TEXTAUSZUG:
= = = =
Kinder zu loben, ist wichtig: Es kann Entwicklung und Selbstvertrauen fördern.

Es kommt allerdings darauf an, wie und wofür gelobt wird. Eine Studie zeigt noch mal, dass falsches Lob nach hinten losgehen kann. Die Forschenden haben Tests mit Kindern zwischen fünf und sechs Jahren gemacht. Die wurden erst mal nach einer einfachen Aufgabe gelobt - zum Beispiel für ihre Schlauheit oder dafür, dass sie sich angestrengt haben. Manche wurden auch gar nicht gelobt.
= = = =
AUFGABE: Wie könnte der Text über das Loben von Kindern weitergehen? Führe ihn im gleichen Stil nach dem Satz „Manche wurden auch gar nicht gelobt.“ fort.
= = = =
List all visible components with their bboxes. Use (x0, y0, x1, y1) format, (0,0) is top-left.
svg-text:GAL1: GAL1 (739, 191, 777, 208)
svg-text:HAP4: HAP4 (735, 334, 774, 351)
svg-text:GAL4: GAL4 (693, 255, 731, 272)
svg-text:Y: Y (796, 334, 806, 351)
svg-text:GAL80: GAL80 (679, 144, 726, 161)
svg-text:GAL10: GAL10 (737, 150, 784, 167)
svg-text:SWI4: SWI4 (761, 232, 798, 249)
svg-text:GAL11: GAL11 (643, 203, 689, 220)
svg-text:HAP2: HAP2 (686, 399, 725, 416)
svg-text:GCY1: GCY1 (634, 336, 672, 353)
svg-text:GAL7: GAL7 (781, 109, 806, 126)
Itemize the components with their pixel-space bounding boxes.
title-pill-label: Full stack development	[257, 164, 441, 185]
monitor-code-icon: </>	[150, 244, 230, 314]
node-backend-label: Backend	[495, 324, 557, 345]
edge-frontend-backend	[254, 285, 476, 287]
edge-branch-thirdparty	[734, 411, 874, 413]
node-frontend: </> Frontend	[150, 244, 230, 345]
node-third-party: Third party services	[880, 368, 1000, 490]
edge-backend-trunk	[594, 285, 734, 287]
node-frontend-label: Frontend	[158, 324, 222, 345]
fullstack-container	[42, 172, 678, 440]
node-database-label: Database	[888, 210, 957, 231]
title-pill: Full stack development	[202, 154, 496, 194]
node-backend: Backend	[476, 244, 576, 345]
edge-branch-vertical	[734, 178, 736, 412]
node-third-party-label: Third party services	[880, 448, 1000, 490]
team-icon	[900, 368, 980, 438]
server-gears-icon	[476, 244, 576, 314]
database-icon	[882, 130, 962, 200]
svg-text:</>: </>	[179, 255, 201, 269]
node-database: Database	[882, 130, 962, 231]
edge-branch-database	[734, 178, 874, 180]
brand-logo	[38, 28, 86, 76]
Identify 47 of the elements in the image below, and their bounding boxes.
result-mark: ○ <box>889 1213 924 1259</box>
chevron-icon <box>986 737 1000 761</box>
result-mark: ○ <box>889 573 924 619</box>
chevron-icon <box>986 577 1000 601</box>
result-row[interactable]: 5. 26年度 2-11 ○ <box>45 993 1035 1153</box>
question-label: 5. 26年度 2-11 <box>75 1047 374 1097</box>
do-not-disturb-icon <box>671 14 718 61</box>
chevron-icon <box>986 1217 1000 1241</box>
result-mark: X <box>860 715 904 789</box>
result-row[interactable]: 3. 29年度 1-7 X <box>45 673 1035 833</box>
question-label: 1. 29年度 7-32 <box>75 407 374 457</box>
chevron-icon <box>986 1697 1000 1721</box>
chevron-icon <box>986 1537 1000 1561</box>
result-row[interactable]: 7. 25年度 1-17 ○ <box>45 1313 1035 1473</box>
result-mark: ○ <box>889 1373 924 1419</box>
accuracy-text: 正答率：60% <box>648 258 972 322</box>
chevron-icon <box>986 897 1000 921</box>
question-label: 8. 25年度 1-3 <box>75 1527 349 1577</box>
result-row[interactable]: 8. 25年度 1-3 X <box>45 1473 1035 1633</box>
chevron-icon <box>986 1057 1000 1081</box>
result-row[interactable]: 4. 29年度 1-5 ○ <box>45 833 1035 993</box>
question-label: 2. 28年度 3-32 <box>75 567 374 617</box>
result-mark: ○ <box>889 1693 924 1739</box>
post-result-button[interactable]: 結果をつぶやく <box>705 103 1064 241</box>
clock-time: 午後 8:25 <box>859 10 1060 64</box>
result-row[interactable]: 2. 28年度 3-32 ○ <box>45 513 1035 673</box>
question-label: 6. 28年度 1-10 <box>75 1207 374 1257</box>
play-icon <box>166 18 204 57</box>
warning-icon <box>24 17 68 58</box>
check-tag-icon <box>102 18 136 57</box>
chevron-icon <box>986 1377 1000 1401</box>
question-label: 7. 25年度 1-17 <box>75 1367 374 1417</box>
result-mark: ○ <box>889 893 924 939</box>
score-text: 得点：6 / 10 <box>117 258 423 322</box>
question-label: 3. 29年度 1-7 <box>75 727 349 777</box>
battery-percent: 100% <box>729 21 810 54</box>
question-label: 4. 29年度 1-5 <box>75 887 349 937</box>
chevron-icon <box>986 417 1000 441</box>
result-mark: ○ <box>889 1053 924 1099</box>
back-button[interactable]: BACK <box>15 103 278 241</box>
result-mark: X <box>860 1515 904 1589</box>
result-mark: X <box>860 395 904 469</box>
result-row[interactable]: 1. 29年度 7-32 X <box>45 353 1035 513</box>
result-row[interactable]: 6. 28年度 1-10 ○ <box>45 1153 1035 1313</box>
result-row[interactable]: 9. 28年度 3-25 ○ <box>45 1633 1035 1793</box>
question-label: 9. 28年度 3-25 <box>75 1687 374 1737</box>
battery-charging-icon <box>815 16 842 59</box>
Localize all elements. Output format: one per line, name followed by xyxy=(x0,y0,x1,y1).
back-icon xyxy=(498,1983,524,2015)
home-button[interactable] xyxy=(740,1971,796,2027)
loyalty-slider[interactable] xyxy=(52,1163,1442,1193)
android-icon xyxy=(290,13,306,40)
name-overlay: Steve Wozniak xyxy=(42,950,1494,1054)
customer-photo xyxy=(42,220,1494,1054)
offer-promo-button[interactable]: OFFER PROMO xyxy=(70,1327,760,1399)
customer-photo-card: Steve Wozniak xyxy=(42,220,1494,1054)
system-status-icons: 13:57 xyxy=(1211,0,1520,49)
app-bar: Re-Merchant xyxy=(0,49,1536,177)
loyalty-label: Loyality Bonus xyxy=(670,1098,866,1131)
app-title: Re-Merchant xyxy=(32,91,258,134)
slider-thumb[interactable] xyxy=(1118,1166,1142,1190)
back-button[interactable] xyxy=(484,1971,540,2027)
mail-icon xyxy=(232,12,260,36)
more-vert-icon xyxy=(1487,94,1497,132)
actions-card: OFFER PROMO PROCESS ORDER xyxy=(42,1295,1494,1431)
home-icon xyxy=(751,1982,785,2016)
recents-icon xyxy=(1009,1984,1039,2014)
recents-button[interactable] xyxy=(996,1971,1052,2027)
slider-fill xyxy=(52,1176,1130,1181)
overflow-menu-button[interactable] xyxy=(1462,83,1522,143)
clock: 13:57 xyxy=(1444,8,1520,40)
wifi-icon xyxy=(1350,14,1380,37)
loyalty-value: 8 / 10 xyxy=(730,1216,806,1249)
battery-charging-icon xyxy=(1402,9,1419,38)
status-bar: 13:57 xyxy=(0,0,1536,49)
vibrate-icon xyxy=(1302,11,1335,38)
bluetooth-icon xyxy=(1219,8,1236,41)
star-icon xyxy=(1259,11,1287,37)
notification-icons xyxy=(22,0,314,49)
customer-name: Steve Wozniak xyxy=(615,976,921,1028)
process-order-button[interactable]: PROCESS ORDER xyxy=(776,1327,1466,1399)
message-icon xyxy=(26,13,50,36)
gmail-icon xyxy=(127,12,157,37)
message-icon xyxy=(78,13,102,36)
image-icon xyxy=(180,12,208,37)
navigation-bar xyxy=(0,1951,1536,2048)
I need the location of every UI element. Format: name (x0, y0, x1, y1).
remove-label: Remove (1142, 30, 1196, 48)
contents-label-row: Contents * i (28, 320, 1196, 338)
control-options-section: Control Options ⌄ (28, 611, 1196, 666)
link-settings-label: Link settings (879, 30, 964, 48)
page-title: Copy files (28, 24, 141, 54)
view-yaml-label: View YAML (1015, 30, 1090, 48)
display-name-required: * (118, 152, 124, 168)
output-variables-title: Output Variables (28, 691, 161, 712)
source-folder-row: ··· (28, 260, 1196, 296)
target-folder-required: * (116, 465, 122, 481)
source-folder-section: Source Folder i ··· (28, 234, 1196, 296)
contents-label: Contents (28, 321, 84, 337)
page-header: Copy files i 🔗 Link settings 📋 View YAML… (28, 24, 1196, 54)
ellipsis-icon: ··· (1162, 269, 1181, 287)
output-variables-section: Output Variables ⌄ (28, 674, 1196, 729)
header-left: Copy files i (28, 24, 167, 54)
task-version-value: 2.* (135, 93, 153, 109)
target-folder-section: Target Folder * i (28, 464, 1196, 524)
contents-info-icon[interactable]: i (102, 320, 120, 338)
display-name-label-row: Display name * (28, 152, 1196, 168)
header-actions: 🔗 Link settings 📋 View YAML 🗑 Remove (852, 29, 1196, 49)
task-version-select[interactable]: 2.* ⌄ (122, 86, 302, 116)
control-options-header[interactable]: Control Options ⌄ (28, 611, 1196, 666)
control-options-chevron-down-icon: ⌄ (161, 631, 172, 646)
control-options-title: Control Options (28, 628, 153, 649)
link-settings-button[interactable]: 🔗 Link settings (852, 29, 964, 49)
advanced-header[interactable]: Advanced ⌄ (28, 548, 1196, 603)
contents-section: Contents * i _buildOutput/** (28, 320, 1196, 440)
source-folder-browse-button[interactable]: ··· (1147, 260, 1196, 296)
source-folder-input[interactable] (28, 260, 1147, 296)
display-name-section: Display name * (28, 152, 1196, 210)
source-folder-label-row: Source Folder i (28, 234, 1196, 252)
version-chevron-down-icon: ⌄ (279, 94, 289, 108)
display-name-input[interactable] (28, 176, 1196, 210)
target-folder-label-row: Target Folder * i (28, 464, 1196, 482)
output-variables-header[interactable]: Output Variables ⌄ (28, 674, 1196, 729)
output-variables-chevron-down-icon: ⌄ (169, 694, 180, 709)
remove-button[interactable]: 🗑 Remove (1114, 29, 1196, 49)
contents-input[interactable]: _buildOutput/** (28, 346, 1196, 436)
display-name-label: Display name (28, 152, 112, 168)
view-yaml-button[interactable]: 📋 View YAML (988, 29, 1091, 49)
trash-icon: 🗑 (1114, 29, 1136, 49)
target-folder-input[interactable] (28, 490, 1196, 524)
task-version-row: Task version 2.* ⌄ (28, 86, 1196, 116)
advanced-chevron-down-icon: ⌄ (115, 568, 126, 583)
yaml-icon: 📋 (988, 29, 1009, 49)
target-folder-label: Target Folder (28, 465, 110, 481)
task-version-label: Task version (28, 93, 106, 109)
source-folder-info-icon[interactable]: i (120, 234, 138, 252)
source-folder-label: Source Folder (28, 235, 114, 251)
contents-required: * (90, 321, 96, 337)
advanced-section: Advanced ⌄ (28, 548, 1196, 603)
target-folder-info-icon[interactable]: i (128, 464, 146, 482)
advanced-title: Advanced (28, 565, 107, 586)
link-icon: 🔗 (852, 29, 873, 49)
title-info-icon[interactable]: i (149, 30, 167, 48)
= = = =
ENDGÜLTIGE ANTWORT:
Dann ging es in einen schwierigeren Test, unter Zeitdruck und mit einem rumliegenden Spickzettel. Es zeigte sich: Rund zwei Drittel der als "schlau" gelobten Kinder machten länger weiter als erlaubt oder nutzten die Möglichkeit zum Spicken - bei den anderen waren es deutlich weniger.

Die Forschungteam vermutet, dass es Kinder unter Druck setzt, für Intelligenz oder Begabung gelobt zu werden - weil sie glauben, weiterhin brillant sein zu müssen. Die Forschenden raten, besser für Anstrengung oder den Arbeitsprozess zu loben.